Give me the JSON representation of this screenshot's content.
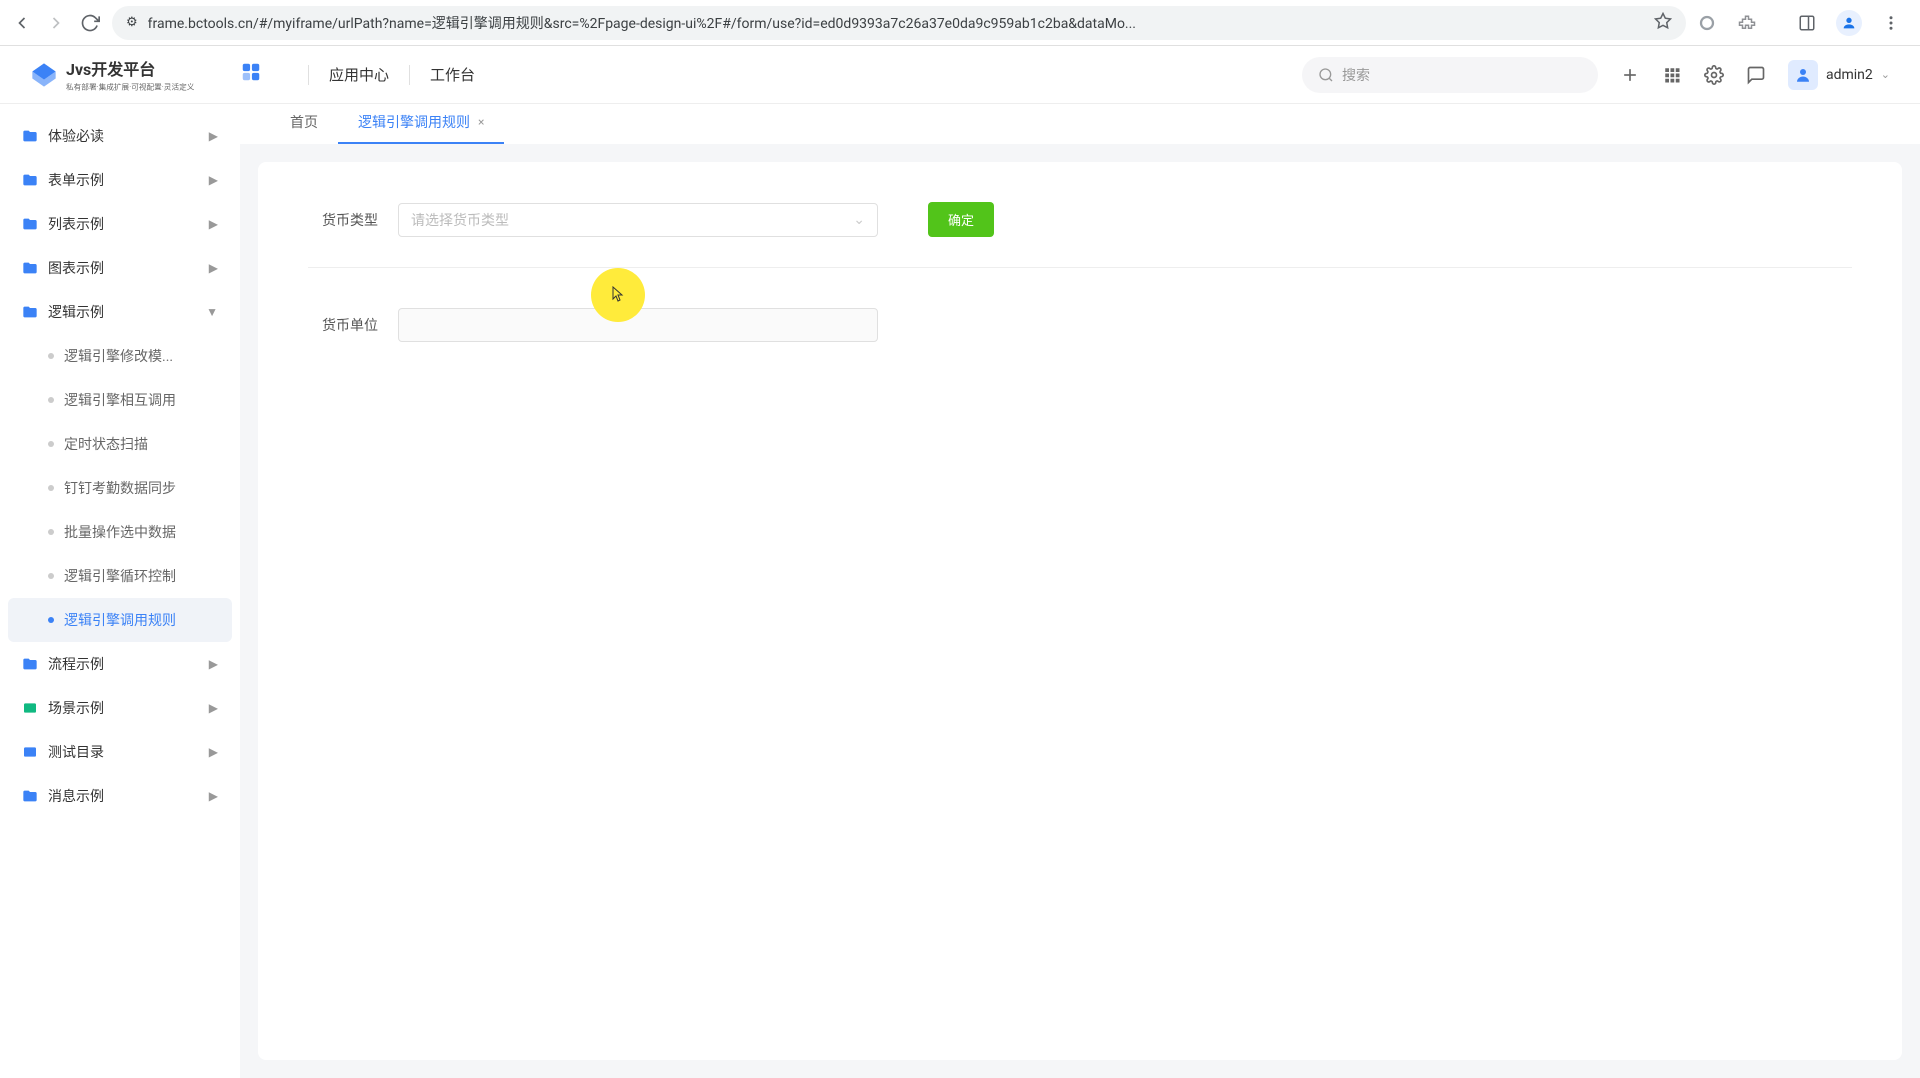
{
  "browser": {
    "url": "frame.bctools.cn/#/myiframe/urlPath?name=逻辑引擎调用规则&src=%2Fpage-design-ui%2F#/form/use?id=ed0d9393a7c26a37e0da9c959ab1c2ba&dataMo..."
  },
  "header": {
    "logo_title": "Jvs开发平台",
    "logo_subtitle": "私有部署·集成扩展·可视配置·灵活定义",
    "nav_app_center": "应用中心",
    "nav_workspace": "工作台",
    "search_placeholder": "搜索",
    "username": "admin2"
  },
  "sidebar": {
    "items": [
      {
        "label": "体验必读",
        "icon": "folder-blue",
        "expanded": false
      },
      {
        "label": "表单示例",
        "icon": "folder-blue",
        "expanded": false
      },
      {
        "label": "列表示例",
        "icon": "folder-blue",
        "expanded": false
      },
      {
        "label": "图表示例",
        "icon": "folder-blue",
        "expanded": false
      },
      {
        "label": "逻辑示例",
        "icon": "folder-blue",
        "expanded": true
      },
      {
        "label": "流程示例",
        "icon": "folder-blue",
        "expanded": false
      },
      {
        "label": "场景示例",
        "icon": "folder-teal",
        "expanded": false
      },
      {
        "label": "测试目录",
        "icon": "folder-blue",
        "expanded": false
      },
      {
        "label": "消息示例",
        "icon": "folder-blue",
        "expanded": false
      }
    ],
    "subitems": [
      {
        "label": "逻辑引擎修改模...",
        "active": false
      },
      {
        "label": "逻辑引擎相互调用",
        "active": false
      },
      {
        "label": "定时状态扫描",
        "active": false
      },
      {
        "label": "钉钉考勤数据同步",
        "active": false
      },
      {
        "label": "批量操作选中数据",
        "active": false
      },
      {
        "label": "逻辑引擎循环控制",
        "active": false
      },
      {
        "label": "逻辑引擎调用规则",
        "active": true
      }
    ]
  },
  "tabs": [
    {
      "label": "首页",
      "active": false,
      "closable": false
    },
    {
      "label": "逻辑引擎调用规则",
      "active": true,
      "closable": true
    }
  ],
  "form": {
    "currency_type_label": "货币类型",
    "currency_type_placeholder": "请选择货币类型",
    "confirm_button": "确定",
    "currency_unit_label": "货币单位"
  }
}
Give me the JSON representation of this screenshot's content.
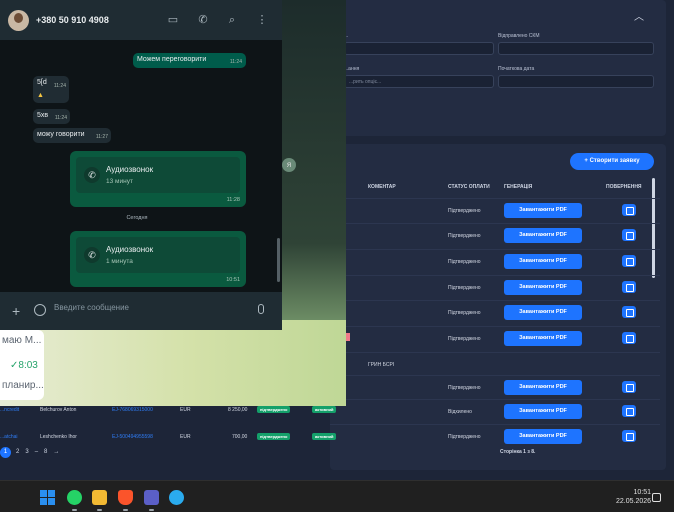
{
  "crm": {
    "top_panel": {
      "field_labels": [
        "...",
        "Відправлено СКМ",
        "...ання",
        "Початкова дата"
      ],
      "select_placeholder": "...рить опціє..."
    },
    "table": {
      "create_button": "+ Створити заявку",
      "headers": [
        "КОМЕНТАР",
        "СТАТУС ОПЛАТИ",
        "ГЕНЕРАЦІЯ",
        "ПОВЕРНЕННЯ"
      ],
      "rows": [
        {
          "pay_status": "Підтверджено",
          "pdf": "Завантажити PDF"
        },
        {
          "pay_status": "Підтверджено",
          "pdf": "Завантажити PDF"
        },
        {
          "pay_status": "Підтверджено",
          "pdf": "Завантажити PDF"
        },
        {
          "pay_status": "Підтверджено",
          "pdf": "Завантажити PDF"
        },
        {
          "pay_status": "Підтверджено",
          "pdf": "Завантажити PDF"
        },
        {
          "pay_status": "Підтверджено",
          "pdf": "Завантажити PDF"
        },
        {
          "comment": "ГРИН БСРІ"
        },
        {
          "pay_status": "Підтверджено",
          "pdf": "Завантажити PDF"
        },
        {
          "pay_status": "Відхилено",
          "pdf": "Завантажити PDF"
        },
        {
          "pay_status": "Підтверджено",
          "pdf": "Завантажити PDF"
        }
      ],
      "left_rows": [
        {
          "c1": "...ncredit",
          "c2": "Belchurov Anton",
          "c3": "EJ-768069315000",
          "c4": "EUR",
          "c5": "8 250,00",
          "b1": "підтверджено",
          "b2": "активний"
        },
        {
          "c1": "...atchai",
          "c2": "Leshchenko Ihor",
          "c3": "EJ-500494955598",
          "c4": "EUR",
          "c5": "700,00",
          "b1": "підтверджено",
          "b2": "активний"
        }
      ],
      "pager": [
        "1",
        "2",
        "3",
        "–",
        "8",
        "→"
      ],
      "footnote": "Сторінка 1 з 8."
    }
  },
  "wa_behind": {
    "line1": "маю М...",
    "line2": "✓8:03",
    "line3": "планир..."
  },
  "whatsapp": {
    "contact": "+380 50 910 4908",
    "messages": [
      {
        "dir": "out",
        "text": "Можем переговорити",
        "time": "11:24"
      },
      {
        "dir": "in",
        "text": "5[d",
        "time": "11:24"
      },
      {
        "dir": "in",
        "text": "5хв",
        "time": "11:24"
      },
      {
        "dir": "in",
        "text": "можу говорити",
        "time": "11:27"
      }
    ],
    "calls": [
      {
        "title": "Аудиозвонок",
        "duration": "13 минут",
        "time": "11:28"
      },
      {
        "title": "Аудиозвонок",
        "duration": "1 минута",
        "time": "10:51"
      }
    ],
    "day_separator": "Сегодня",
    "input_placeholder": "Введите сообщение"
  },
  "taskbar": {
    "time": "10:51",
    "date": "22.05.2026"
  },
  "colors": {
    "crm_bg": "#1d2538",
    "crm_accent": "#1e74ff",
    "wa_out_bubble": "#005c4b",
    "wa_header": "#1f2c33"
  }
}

★ ★ ★

## [What needs to be done]
Pick out the lines that contain "duration" and copy them.

## [Written reply]
        "duration": "13 минут",
        "duration": "1 минута",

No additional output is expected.